Text section:
A 54-year-old man in Spain has had a 3D printed replica of his sternum and rib cage made from titanium, fitted inside his chest, reports Quartz. The pioneering surgery was announced by Australia’s Industry and Science Minister Ian Macfarlane on Friday.
A prosthetic for the chest wall has never been used before, and the 3D printed implant is the first of its kind to be surgically deployed in a human body.
The patient was suffering from chest wall sarcoma, cancerous tumors that form in the chest cavity and grow around the chest wall. To remove the tumors, surgeons needed also to remove a section of the man’s ribs and sternum.
The life-saving procedure was performed at Salamanca University Hospital in Spain, but the 3D printing of the implant was contracted out to Anatomics, a Melbourne-based company in Australia which manufactures surgical products.
High-Resolution CAT scans were used to create a 3D reconstruction of the patient’s chest wall and tumor so that surgeons could precisely plan their surgery.
The 3D digital CAD files mapping the unique and intricate anatomical structures of the patient’s chest wall were sent to the Australian government’s specialized 3D-printing laboratory at the Commonwealth Scientific and Industrial Research Organization (CSIRO).
A customized implant was then built, layer by layer, with an electron beam metal printer. The metal printing technique works by using an electron beam to melt metal powder into layers.
Adam Knight of CSIRO wrote on the organization’s blog, “this part of the chest is notoriously tricky to recreate with prosthetics, due to the complex geometry and design required for each patient.”
“This isn’t the first time surgeons have turned the human body into a titanium masterpiece. Thoracic surgeons typically use flat and plate implants for the chest. However, these can come loose over time and increase the risk of complications. The patient’s surgical team at the Salamanca University Hospital thought a fully customized 3D printed implant could replicate the intricate structures of the sternum and ribs, providing a safer option for the patient.
The biomedical applications of 3D printing are becoming increasingly common. 3D printing has been used to print a heel bone, a mouth guard for sleep apnea, and in the U.S., doctors are increasingly using 3D printing to produce models for planning surgeries, reducing the need for invasive biopsies. Scientists are also working on 3D-printed tissue implants, but such techniques haven’t been approved for human use yet.
It is now 12 days since the groundbreaking surgery. The patient has been discharged and is reported to be recovering well.

Required actions:
1. Write out everything in the chest implant article from "The 3D digital" down to "Research Organization (CSIRO).", word for word.
2. Answer these questions using the chest implant article:
(a) Which Melbourne-based company was contracted to 3D print the implant?
(b) What kind of printer built the implant layer by layer?
(c) How many days have passed since the surgery?
You will not need any of the material.

Records in a dataset:
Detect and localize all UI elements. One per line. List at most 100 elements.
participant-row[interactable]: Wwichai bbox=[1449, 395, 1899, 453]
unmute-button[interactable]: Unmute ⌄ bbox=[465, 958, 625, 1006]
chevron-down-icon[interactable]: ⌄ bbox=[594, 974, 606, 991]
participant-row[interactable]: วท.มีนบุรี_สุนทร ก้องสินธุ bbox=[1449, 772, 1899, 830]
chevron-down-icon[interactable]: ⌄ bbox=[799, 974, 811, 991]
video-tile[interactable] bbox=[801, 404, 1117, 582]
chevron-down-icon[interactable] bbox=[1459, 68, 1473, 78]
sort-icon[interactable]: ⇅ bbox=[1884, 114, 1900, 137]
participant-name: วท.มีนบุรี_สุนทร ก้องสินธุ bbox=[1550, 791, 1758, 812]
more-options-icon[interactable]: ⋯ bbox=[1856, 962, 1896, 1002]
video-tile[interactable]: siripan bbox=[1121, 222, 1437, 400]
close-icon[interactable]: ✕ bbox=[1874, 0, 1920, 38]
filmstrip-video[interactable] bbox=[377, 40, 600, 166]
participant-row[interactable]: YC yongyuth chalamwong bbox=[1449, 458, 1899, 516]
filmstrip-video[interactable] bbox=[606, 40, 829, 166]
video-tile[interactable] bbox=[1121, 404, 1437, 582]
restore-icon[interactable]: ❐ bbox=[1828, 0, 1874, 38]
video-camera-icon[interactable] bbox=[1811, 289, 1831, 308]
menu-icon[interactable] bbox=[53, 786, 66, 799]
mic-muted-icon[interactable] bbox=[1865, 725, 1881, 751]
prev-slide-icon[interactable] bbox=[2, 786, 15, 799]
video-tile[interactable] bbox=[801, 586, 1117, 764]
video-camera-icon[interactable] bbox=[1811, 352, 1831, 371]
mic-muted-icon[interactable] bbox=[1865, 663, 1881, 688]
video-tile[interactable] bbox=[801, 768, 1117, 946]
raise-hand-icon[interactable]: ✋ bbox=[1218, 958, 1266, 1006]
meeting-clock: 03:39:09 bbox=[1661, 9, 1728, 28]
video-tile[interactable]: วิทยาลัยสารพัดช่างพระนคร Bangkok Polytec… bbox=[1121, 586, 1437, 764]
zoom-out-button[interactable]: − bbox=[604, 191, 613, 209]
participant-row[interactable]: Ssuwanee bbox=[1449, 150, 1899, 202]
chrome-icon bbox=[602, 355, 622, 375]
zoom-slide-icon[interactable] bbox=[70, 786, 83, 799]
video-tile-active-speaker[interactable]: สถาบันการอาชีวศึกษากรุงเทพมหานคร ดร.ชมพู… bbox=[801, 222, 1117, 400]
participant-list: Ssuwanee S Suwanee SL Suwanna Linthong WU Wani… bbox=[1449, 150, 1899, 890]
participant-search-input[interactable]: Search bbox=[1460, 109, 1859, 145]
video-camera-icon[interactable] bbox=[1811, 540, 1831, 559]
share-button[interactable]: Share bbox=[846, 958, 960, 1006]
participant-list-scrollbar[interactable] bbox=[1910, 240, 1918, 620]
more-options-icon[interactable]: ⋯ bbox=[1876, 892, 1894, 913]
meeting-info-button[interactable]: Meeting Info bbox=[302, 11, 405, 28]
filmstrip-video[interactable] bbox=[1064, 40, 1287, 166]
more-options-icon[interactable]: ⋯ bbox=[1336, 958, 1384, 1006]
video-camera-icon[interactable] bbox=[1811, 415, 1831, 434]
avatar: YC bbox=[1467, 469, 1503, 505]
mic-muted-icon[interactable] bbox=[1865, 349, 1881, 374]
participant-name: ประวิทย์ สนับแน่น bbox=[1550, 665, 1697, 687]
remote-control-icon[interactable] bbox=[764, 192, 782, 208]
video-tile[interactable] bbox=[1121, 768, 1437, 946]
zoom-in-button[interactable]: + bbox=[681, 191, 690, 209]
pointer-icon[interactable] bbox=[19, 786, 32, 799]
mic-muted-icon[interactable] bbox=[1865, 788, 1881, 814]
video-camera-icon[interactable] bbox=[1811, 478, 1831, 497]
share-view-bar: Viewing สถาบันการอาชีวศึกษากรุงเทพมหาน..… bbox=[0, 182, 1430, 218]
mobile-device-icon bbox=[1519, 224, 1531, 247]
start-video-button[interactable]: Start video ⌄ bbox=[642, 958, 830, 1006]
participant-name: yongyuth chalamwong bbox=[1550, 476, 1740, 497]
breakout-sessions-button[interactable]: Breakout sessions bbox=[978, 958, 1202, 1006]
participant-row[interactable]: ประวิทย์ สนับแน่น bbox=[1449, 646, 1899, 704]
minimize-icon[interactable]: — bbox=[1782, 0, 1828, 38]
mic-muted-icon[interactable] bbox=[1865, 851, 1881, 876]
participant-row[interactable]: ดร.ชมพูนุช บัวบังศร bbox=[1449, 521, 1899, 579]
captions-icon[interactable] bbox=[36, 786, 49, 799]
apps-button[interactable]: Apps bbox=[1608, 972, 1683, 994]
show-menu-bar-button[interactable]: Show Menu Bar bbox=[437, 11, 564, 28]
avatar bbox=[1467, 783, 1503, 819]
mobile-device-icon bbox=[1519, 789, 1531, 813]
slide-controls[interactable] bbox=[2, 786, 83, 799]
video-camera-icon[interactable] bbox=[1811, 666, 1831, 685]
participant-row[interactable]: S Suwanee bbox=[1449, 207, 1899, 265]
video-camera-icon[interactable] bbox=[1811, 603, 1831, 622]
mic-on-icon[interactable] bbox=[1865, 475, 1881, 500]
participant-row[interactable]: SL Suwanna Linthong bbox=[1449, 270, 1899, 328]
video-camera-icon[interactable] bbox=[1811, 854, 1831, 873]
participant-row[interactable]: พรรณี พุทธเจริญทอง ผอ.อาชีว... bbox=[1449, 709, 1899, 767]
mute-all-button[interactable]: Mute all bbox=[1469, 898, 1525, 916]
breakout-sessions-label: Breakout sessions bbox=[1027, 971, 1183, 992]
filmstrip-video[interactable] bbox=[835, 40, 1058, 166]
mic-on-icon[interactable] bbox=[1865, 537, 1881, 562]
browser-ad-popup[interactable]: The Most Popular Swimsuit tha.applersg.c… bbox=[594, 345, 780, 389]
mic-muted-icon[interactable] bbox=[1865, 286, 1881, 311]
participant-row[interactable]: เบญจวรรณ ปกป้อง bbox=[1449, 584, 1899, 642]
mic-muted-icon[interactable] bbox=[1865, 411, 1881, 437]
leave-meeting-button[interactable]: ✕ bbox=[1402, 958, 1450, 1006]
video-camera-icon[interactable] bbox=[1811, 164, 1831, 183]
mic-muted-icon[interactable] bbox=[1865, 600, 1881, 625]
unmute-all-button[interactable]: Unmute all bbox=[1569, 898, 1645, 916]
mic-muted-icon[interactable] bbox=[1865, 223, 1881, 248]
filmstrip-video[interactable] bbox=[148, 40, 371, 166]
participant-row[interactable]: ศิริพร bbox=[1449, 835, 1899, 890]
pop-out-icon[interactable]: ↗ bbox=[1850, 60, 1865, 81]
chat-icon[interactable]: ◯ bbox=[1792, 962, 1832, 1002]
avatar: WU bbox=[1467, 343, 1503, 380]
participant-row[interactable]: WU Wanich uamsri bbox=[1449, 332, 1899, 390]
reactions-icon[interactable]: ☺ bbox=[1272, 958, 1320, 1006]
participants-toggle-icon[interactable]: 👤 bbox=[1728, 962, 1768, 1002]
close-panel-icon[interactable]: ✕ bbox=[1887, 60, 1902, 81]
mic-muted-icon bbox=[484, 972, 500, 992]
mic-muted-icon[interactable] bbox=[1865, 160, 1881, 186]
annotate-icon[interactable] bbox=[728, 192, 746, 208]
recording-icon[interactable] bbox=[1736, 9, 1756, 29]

Answers provided:
1.
The 3D digital CAD files mapping the unique and intricate anatomical structures of the patient’s chest wall were sent to the Australian government’s specialized 3D-printing laboratory at the Commonwealth Scientific and Industrial Research Organization (CSIRO).

2.
(a) Anatomics
(b) An electron beam metal printer
(c) 12 days